What is required:
Check each line of the records below and collect those holding "JSON".

(Figure contents as structured data)
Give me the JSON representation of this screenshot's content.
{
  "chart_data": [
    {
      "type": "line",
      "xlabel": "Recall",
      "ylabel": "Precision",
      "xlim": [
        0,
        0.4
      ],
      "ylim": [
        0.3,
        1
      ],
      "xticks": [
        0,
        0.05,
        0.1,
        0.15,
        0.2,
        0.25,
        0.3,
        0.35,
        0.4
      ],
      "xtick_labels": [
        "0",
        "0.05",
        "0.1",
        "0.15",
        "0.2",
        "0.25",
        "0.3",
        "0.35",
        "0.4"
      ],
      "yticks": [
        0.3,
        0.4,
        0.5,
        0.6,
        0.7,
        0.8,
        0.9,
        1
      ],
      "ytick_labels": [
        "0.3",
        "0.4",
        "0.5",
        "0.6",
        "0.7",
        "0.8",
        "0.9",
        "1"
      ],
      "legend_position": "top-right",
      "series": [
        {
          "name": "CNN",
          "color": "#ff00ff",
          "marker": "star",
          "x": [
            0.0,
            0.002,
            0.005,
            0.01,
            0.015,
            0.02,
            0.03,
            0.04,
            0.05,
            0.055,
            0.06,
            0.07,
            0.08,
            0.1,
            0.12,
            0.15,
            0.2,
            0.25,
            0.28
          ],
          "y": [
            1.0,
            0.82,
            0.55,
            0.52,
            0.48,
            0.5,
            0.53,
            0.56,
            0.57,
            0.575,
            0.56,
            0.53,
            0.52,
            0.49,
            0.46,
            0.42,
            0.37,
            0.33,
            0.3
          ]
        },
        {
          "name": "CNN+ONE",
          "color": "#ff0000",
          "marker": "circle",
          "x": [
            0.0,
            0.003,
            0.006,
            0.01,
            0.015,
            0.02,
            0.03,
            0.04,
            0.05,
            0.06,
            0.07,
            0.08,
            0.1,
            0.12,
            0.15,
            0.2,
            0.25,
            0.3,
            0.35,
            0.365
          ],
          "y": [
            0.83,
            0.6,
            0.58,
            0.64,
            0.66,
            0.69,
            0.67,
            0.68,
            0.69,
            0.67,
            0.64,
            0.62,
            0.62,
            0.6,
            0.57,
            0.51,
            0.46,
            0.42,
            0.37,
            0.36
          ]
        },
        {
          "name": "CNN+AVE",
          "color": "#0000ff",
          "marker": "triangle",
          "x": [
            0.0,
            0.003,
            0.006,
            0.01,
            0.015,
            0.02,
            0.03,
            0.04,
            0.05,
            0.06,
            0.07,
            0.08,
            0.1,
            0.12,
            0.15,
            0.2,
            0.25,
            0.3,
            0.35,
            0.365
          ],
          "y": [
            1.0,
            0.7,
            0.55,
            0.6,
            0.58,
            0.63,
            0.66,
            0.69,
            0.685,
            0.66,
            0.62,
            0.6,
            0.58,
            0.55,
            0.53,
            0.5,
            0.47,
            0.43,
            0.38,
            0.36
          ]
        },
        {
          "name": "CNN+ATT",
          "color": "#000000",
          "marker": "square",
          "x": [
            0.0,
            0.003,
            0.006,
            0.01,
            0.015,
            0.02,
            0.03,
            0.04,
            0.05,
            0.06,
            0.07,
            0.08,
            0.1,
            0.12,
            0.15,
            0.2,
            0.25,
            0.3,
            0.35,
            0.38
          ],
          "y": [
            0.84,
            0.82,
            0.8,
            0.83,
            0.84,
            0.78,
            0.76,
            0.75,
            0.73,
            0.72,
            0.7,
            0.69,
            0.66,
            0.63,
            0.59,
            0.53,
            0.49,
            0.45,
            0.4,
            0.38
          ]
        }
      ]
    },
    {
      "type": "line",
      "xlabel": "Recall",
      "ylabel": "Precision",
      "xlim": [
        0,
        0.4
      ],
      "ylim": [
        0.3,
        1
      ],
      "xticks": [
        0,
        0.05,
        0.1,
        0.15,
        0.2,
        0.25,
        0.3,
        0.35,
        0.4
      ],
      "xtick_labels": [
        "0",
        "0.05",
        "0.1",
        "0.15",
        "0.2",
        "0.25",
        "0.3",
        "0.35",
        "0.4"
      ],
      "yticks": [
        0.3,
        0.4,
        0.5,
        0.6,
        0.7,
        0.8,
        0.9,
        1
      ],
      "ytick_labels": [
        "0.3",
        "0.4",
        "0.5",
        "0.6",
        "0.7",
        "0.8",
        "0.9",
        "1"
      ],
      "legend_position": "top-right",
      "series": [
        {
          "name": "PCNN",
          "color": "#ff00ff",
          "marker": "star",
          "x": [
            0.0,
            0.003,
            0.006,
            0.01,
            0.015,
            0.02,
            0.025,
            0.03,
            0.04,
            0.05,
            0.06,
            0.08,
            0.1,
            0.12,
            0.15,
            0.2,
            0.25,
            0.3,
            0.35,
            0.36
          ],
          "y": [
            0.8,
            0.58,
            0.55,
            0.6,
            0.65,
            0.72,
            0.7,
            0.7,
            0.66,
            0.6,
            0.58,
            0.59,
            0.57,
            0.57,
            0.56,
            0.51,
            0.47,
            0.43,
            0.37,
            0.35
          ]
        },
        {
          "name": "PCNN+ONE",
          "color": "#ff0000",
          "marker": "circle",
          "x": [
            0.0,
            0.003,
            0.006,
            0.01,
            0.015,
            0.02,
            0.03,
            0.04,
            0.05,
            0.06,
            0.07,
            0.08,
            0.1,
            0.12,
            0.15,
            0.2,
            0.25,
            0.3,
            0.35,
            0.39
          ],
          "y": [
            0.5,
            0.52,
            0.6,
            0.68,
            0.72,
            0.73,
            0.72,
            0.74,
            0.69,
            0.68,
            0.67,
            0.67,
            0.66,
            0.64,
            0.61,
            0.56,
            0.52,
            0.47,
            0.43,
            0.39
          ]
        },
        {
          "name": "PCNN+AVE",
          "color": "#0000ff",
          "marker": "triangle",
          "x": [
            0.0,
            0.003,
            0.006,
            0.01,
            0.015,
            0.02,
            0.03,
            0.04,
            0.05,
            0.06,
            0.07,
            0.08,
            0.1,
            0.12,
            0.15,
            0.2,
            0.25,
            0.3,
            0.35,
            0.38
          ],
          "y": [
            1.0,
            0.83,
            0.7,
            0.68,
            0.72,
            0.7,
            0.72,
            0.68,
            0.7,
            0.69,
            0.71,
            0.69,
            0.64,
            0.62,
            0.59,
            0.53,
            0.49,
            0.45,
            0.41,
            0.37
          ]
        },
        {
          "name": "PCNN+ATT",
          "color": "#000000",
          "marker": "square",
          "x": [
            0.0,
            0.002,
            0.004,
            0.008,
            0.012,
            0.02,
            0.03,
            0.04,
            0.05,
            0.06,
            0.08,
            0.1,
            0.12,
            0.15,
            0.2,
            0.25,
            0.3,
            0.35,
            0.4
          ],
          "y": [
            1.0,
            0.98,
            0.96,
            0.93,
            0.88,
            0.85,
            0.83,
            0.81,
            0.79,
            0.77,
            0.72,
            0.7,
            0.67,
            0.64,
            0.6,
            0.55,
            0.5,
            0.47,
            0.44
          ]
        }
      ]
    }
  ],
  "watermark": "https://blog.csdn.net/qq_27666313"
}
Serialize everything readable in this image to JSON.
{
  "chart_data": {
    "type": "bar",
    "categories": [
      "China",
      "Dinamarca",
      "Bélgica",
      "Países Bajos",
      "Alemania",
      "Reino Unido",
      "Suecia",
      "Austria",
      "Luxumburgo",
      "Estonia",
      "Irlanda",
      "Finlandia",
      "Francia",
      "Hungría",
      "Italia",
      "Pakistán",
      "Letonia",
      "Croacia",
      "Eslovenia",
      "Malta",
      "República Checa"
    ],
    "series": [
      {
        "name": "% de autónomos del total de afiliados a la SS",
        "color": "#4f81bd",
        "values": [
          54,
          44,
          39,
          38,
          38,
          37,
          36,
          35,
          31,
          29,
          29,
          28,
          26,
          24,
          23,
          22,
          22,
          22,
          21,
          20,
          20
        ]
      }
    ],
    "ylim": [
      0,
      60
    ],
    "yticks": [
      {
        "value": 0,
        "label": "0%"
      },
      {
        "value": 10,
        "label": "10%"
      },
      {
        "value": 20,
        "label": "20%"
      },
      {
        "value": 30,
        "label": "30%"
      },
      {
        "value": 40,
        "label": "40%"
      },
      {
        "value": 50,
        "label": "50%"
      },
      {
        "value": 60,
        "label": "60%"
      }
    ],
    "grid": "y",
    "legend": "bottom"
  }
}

Solution:
Give me the JSON representation of this screenshot's content.
Serialize everything readable in this image to JSON.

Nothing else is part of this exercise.